Monday, February 4, 2008

Ford, Dodge foolishly pin hopes on pickups

Slowly but surely, the U.S. market is turning back to cars

John K. Teahen Jr.

is senior editor of Automotive News.

Ford Motor Co. and Chrysler LLC still don't get it. And that's a shame. I think both companies have made bad decisions that will have an impact on their future.

At Chrysler, the most important new vehicle in the fleet is the 2009 Dodge Ram pickup. And Ford's major new product this year is the 2009 F-150 pickup. Both go on sale next fall.

All that emphasis is wrong, wrong, wrong.

For years, the Ram and the F-150 have been the best sellers for Dodge and Ford. That probably will continue, but the numbers will be considerably lower. The green crusade, the home construction downturn and the high price of gasoline are getting through to the people who really don't need a pickup. The days of 900,000 sales of the Ford F series are gone.

I am not a truck fan, but I freely acknowledge that the pickup is the most useful and most versatile vehicle on the market. By golly, it can do anything and everything. Today, it even has a rear seat so it can haul people.

It can carry heavy loads and light loads, big loads and little loads, clumsy loads and compact loads. If you have to carry something, you need a pickup.

Ford and Dodge have pulled out all the stops on the 2009 F-150 and Ram pickups, the writer says. Ford is even going after the luxury truck market with the F-150 Platinum, shown, expected to be priced in the $50,000 range.

A vehicle gone astray

But in recent years, the pickup has strayed from its beast-of-burden role on the ranch, on the farm or in business. Macho types, or would-be macho types, have adopted it for personal/family use. Heaven only knows why. Now, many of those buyers are returning to family sedans, where they belong, all the while muttering "$3 a gallon, $3 a gallon."

Shouldn't Ford and Dodge be returning to the car business?

Shouldn't they become automakers again instead of truckmakers? Last year, 71.9 percent of Ford division's U.S. sales and 68.2 percent of Dodge's U.S. sales were light trucks (of all kinds).

In the auto business, the numbers tell the story, and last year's full-sized pickup numbers were not good. Sales of Ford's F series dropped 13.2 percent, or 105,450 units. An estimated 63,000 of those lost sales were F-150s. The Dodge Ram was off just 1.6 percent (5,882 units) after a drop of 9.1 percent in 2006. Is that the kind of performance you want to pin your hopes on?

Sales of the Chevrolet Silverado and GMC Sierra were down slightly last year even though they had been redesigned. Nissan's Titan gave up 8.9 percent of its 2006 sales.

══════════

» **WRITTEN TASKS**:
- 1) Reproduce the stretch of the column on Ford and Dodge pickups from "At Chrysler, the" through "sale next fall.", word for word.
- 2) In the column on Ford and Dodge pickups, by what percentage did sales of Ford's F series fall last year?

» **MATERIAL SHOWN**:
══════════

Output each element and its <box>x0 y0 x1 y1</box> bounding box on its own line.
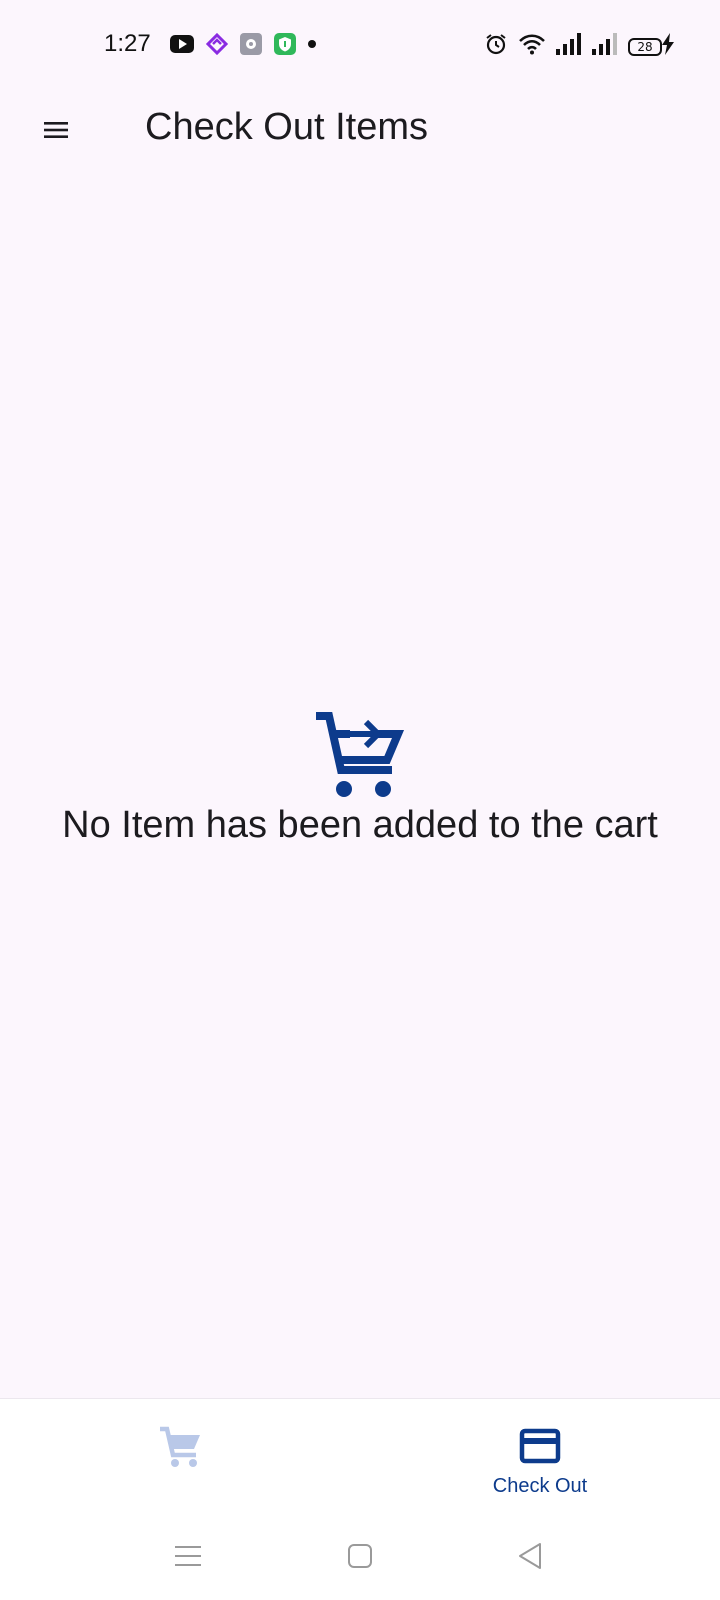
purple-app-icon <box>205 32 229 56</box>
alarm-icon <box>484 32 508 61</box>
app-bar: Check Out Items <box>0 90 720 170</box>
bottom-navigation: Check Out <box>0 1398 720 1510</box>
hamburger-menu-icon <box>44 122 68 138</box>
home-icon <box>348 1544 372 1568</box>
recent-apps-icon <box>175 1546 201 1566</box>
shopping-cart-icon <box>160 1426 200 1467</box>
battery-icon: 28 <box>628 37 662 56</box>
shield-app-icon <box>274 33 296 55</box>
page-title: Check Out Items <box>145 106 428 148</box>
nav-label-checkout: Check Out <box>492 1475 588 1497</box>
youtube-icon <box>170 35 194 53</box>
nav-item-cart[interactable] <box>0 1399 360 1511</box>
empty-state: No Item has been added to the cart <box>0 712 720 847</box>
screen: 1:27 28 Check Out Items No Item has been… <box>0 0 720 1600</box>
nav-item-checkout[interactable]: Check Out <box>360 1399 720 1511</box>
system-navigation-bar <box>0 1510 720 1600</box>
back-icon <box>519 1543 541 1569</box>
notification-icons <box>170 32 328 56</box>
system-icons: 28 <box>474 32 662 61</box>
recent-apps-button[interactable] <box>168 1536 208 1576</box>
status-time: 1:27 <box>104 30 151 57</box>
cart-arrow-icon <box>316 712 405 797</box>
back-button[interactable] <box>510 1536 550 1576</box>
menu-button[interactable] <box>30 104 82 156</box>
credit-card-icon <box>519 1428 561 1464</box>
wifi-icon <box>518 32 546 61</box>
signal-icon <box>556 33 582 60</box>
dot-icon <box>308 40 316 48</box>
empty-cart-message: No Item has been added to the cart <box>62 804 658 846</box>
settings-app-icon <box>240 33 262 55</box>
charging-icon <box>662 33 674 60</box>
status-bar: 1:27 28 <box>0 0 720 90</box>
signal-icon <box>592 33 618 60</box>
home-button[interactable] <box>340 1536 380 1576</box>
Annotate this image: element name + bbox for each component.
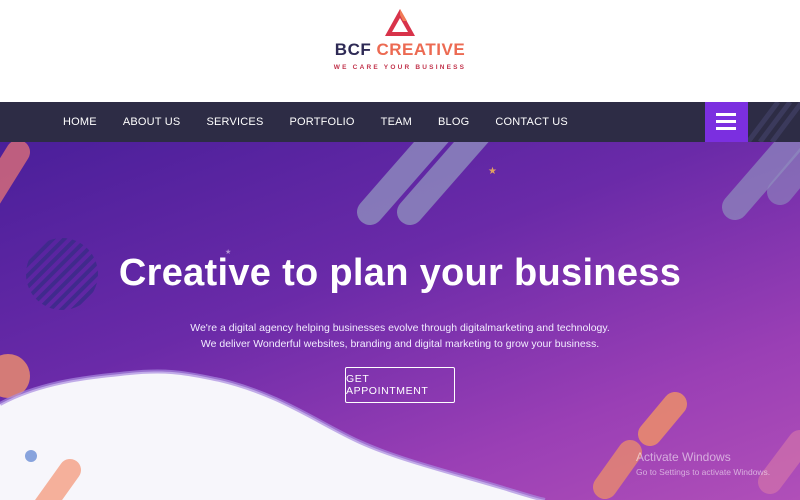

══════════

» **SOLUTIONS IN ORDER**:
- 1)
At Chrysler, the most important new vehicle in the fleet is the 2009 Dodge Ram pickup. And Ford's major new product this year is the 2009 F-150 pickup. Both go on sale next fall.

- 2) 13.2 percent, or 105,450 units.